▶ [Do this]: Translate this sentence from the magnetopy parsing code below into Spanish: "Finds the index of the temperature turnaround point in a dataframe of a ZFCFC experiment which includes a column "Temperature (K)"."

Source code in magnetopy\parsing_utils.py

def find_temp_turnaround_point(
    df: pd.DataFrame, num_endpoints_ignored: int = 20
) -> int:
    """Finds the index of the temperature turnaround point in a dataframe of
    a ZFCFC experiment which includes a column "Temperature (K)". Can handle two cases
    in which a single dataframe contains first a ZFC experiment, then a FC experiment:
    - Case 1: ZFC temperature monotonically increases, then FC temperature
    monotonically decreases.
    - Case 2: ZFC temperature monotonically increases, the temperature is reset to a
    lower value, then FC temperature monotonically increases.

    Parameters
    ----------
    df : pd.DataFrame
        A dataframe of a ZFCFC experiment which includes a column "Temperature (K)".
    num_endpoints_ignored : int, optional
        The number of endpoints to ignore when finding the turnaround point, by default
        20. This is useful when dealing with data collecting by scanning temperature,
        as there are often 20 or so points at the end of the scane where the
        temperature is very slowly settling.

    Returns
    -------
    int
        The index of the temperature turnaround point.
    """
    outlier_indices = find_outlier_indices(df["Temperature (K)"].diff())
    if len(outlier_indices) == 0:
        # Case 1: zfc temp increases, fc temp decreases
        zero_point = abs(
            df["Temperature (K)"]
            .iloc[num_endpoints_ignored:-num_endpoints_ignored]
            .diff()
        ).idxmin()
        return zero_point
    else:
        # Case 2: zfc temp increases, reset temp, fc temp increases
        return outlier_indices[0]

`find_sequence_starts(x, flucuation_tolerance=0)`

Find the indices of the start of each sequence in a series of data, where a sequences is defined as a series of numbers that constantly increase or decrease. Changes below fluctuation_tolerance are ignored.

Parameters:

Name	Type	Description	Default
`x`	`pd.Series`	A series of data.	required
`flucuation_tolerance`	`float`	Changes below this value are ignored, by default 0.	`0`

Examples:

>>>x = pd.Series([0, 1, 2, 3, 4, 3, 2, 1])
>>>_find_sequence_starts(x)
[0, 5]

>>>y = pd.Series([0, 1, 2, 3, 0, 1, 2, 3])
>>>_find_sequence_starts(y)
[0, 4]

Source code in magnetopy\parsing_utils.py

def find_sequence_starts(
    x: pd.Series,
    flucuation_tolerance: float = 0,
) -> list[int]:
    """Find the indices of the start of each sequence in a series of data,
    where a sequences is defined as a series of numbers that constantly increase or decrease.
    Changes below `fluctuation_tolerance` are ignored.

    Parameters
    ----------
    x : pd.Series
        A series of data.
    flucuation_tolerance : float, optional
        Changes below this value are ignored, by default 0.

    Examples
    --------
    >>>x = pd.Series([0, 1, 2, 3, 4, 3, 2, 1])
    >>>_find_sequence_starts(x)
    [0, 5]

    >>>y = pd.Series([0, 1, 2, 3, 0, 1, 2, 3])

▶ [Data shown]:
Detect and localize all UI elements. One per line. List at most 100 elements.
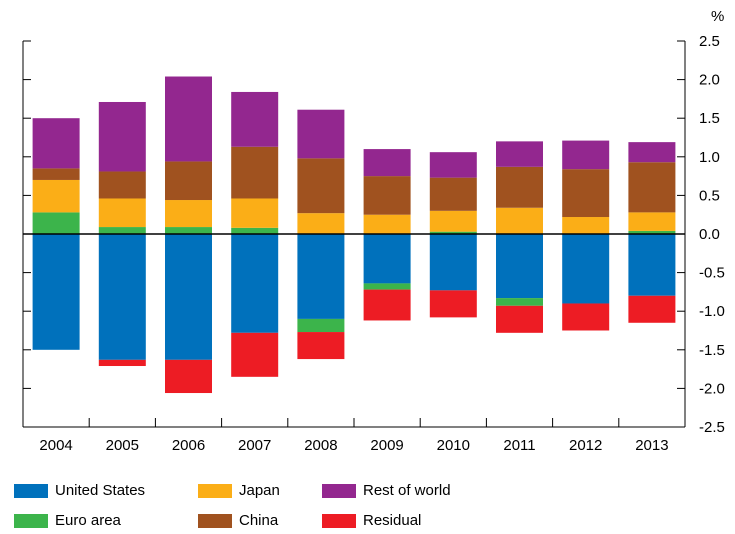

▶ [Solution to the exercise]: Encuentra el índice del punto de retorno de la temperatura en un dataframe de un experimento ZFCFC que incluye una columna "Temperature (K)".